What you have to do. Write out the listing beneath this instruction in its entirety, exactly as it reads.

··· Records provided ···

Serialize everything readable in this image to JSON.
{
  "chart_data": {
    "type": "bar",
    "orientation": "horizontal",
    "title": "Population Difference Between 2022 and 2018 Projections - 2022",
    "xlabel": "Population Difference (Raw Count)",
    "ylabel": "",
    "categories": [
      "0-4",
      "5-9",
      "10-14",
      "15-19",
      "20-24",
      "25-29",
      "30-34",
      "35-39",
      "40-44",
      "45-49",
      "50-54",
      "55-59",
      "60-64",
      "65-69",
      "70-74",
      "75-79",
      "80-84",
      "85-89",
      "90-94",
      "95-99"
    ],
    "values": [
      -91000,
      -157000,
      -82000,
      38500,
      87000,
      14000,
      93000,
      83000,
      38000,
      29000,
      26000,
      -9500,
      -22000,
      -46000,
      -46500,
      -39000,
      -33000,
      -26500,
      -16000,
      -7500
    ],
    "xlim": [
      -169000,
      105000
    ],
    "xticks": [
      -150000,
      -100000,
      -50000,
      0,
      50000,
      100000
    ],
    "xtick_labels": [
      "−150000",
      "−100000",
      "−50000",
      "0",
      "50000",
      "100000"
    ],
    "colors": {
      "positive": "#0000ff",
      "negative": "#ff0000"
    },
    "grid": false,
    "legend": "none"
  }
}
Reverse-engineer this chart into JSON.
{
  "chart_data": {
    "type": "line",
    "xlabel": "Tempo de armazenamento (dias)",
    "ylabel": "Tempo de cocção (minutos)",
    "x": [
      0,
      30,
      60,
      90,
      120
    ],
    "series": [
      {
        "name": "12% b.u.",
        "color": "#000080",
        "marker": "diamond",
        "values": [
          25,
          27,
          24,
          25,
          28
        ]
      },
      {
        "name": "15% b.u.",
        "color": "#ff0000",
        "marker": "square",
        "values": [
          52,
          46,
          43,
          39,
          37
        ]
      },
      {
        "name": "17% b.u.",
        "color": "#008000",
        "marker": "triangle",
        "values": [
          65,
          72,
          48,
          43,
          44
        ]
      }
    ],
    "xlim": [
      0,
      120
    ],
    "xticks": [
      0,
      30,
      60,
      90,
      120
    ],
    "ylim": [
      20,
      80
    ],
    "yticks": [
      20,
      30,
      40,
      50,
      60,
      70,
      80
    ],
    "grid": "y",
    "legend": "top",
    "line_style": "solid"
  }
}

···

Result of the task.
Serialize everything readable in this image to JSON.
{
  "chart_data": {
    "type": "bar",
    "orientation": "horizontal",
    "title": "Population Difference Between 2022 and 2018 Projections - 2022",
    "xlabel": "Population Difference (Raw Count)",
    "ylabel": "",
    "categories": [
      "0-4",
      "5-9",
      "10-14",
      "15-19",
      "20-24",
      "25-29",
      "30-34",
      "35-39",
      "40-44",
      "45-49",
      "50-54",
      "55-59",
      "60-64",
      "65-69",
      "70-74",
      "75-79",
      "80-84",
      "85-89",
      "90-94",
      "95-99"
    ],
    "values": [
      -91000,
      -157000,
      -82000,
      38500,
      87000,
      14000,
      93000,
      83000,
      38000,
      29000,
      26000,
      -9500,
      -22000,
      -46000,
      -46500,
      -39000,
      -33000,
      -26500,
      -16000,
      -7500
    ],
    "xlim": [
      -169000,
      105000
    ],
    "xticks": [
      -150000,
      -100000,
      -50000,
      0,
      50000,
      100000
    ],
    "xtick_labels": [
      "−150000",
      "−100000",
      "−50000",
      "0",
      "50000",
      "100000"
    ],
    "colors": {
      "positive": "#0000ff",
      "negative": "#ff0000"
    },
    "grid": false,
    "legend": "none"
  }
}
Reverse-engineer this chart into JSON.
{
  "chart_data": {
    "type": "line",
    "xlabel": "Tempo de armazenamento (dias)",
    "ylabel": "Tempo de cocção (minutos)",
    "x": [
      0,
      30,
      60,
      90,
      120
    ],
    "series": [
      {
        "name": "12% b.u.",
        "color": "#000080",
        "marker": "diamond",
        "values": [
          25,
          27,
          24,
          25,
          28
        ]
      },
      {
        "name": "15% b.u.",
        "color": "#ff0000",
        "marker": "square",
        "values": [
          52,
          46,
          43,
          39,
          37
        ]
      },
      {
        "name": "17% b.u.",
        "color": "#008000",
        "marker": "triangle",
        "values": [
          65,
          72,
          48,
          43,
          44
        ]
      }
    ],
    "xlim": [
      0,
      120
    ],
    "xticks": [
      0,
      30,
      60,
      90,
      120
    ],
    "ylim": [
      20,
      80
    ],
    "yticks": [
      20,
      30,
      40,
      50,
      60,
      70,
      80
    ],
    "grid": "y",
    "legend": "top",
    "line_style": "solid"
  }
}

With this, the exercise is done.